The request
Reproduce the material word for word, starting with its first line and continuing through the line that contains "photocard-image xyxy=(116,102,256,302)", with both of these lines included.

-- start Listed entries --

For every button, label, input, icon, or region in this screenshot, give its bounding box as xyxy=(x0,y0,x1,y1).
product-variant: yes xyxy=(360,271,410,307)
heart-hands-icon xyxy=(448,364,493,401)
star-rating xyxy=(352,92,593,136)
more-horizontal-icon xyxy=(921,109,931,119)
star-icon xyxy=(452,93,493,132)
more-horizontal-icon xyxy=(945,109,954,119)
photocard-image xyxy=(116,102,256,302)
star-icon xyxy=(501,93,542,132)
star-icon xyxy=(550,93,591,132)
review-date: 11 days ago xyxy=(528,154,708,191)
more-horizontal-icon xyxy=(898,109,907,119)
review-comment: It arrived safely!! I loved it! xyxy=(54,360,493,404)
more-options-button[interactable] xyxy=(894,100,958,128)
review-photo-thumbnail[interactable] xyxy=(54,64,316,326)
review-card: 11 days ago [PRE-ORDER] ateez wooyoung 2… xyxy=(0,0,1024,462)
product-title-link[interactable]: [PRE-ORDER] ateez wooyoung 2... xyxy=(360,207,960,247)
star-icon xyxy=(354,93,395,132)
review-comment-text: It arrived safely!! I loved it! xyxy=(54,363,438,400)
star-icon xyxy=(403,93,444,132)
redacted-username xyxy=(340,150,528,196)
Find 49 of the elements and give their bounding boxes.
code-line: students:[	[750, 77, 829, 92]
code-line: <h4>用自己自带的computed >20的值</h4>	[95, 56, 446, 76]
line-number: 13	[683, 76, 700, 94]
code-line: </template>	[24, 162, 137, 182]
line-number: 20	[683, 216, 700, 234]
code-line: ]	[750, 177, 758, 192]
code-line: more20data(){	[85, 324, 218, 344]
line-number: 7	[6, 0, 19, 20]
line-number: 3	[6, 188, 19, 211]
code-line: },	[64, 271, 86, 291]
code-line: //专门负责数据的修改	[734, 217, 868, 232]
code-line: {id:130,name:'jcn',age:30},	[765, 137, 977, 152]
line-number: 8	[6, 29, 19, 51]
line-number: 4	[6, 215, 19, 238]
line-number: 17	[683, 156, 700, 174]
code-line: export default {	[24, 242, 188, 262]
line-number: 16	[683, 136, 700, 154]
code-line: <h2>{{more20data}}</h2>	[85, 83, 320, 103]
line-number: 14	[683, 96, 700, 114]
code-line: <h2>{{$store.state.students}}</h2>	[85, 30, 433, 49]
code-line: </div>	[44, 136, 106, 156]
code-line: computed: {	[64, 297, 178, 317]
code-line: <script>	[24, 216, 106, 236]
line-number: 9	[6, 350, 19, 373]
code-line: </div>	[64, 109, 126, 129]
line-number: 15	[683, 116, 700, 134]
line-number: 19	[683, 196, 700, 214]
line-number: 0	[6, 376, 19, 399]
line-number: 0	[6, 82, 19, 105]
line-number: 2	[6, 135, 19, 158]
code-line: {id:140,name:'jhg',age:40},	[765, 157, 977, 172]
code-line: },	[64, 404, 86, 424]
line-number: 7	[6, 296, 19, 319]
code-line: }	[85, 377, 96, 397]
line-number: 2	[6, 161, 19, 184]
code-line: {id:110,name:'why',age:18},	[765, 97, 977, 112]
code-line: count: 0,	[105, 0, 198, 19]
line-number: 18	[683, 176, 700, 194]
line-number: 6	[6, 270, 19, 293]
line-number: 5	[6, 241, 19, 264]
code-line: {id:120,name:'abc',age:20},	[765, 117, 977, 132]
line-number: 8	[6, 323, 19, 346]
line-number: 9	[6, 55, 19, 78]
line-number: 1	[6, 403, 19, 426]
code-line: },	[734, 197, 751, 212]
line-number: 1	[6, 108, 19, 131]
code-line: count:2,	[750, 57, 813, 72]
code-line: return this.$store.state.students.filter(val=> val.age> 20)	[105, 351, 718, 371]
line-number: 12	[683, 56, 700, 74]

-- end Listed entries --

Task result
For every button, label, input, icon, or region in this screenshot, give its bounding box as xyxy=(x0,y0,x1,y1).
product-variant: yes xyxy=(360,271,410,307)
heart-hands-icon xyxy=(448,364,493,401)
star-rating xyxy=(352,92,593,136)
more-horizontal-icon xyxy=(921,109,931,119)
star-icon xyxy=(452,93,493,132)
more-horizontal-icon xyxy=(945,109,954,119)
photocard-image xyxy=(116,102,256,302)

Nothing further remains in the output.